* _DATASET RECORDS_

════════════════

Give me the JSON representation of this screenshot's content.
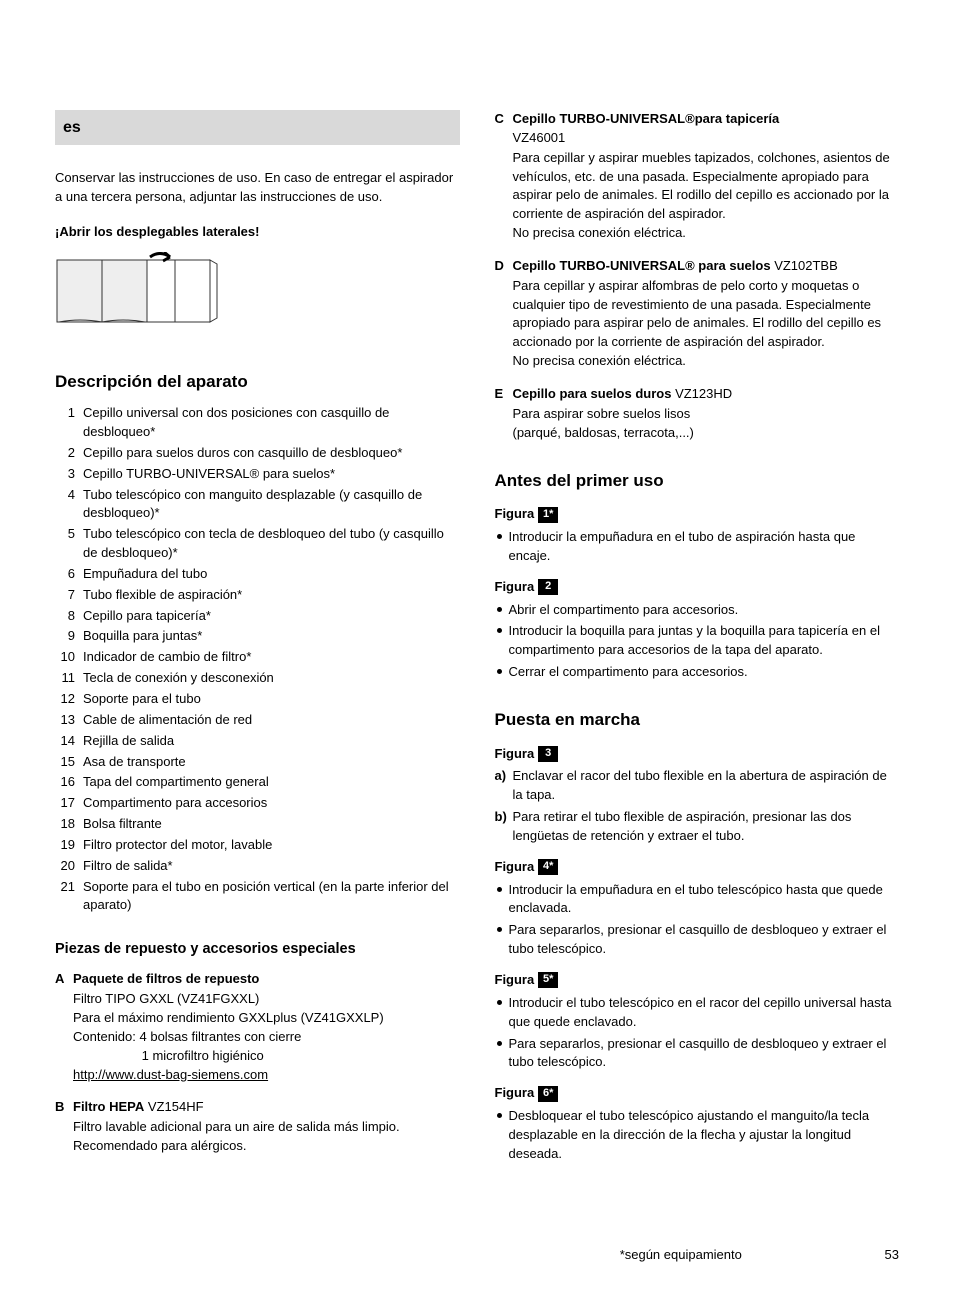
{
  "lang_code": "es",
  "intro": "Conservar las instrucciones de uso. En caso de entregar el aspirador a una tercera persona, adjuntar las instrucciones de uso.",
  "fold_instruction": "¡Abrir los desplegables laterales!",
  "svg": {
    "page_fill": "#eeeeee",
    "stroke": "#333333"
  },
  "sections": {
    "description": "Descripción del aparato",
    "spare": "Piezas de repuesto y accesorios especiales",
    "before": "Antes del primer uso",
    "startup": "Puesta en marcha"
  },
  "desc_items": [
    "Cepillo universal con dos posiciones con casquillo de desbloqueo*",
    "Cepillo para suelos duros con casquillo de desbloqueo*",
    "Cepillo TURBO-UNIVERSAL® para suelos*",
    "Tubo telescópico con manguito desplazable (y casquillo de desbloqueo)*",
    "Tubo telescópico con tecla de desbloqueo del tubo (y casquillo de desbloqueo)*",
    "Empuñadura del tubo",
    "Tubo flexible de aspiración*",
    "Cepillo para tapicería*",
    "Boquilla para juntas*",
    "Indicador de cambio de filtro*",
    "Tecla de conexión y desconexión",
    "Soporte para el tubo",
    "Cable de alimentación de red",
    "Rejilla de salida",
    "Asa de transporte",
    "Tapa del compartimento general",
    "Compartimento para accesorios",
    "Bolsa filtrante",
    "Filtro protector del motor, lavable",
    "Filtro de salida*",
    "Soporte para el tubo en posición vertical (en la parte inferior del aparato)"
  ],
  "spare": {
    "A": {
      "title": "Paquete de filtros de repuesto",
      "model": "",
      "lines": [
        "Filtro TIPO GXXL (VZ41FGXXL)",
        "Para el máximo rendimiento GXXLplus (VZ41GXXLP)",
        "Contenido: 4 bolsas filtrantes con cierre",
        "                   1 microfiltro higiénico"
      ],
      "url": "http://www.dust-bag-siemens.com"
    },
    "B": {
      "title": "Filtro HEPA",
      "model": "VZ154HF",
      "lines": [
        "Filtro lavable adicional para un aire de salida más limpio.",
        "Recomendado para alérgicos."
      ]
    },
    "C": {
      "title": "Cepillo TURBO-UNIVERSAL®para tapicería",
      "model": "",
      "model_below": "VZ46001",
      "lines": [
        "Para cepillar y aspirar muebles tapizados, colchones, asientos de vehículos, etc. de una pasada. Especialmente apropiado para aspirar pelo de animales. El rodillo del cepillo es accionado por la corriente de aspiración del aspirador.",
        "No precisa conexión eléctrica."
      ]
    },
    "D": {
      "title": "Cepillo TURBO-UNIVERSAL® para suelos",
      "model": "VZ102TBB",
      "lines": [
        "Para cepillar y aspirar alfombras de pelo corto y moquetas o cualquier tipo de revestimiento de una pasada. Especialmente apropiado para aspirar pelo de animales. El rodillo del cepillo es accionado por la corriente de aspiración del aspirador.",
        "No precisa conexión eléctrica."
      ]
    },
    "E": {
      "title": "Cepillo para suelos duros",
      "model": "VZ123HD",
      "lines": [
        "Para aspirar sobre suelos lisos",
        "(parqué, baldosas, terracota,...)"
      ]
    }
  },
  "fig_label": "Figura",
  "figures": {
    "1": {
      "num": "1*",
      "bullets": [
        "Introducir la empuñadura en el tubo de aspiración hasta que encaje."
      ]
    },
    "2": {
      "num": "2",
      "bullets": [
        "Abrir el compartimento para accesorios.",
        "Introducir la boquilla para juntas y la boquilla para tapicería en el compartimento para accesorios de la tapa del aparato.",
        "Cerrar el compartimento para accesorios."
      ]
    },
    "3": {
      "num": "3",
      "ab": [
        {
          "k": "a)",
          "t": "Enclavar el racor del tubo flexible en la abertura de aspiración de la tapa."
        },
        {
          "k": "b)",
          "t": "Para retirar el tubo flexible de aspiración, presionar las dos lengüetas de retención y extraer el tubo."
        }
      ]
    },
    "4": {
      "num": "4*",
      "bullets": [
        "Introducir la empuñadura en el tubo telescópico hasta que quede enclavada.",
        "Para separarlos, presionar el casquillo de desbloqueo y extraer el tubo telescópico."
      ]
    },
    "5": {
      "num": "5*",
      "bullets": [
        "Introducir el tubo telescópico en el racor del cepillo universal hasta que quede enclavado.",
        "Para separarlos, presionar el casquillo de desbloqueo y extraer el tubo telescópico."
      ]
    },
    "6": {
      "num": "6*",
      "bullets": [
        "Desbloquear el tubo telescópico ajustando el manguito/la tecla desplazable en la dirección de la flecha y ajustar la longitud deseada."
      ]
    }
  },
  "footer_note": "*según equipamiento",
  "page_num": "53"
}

════════════════

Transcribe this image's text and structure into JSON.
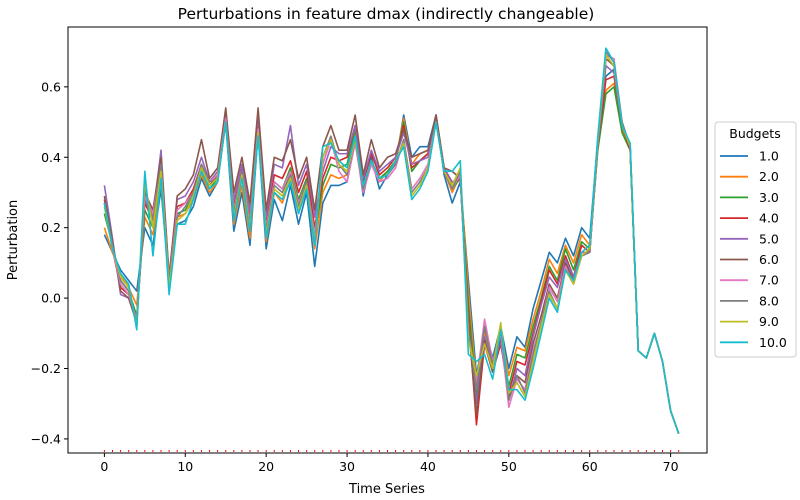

════════════════

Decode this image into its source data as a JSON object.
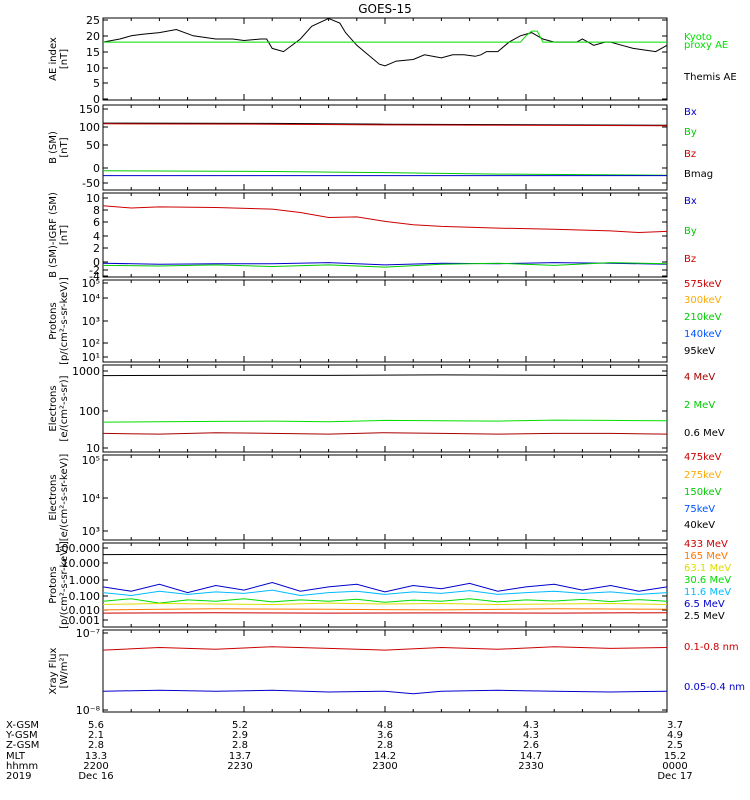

════════════════

* _PROBLEM REQUIREMENTS_
In the entries above, how many lines contain the word "image"? Answer with the number only.

* _EXERCISE SOLUTION_
2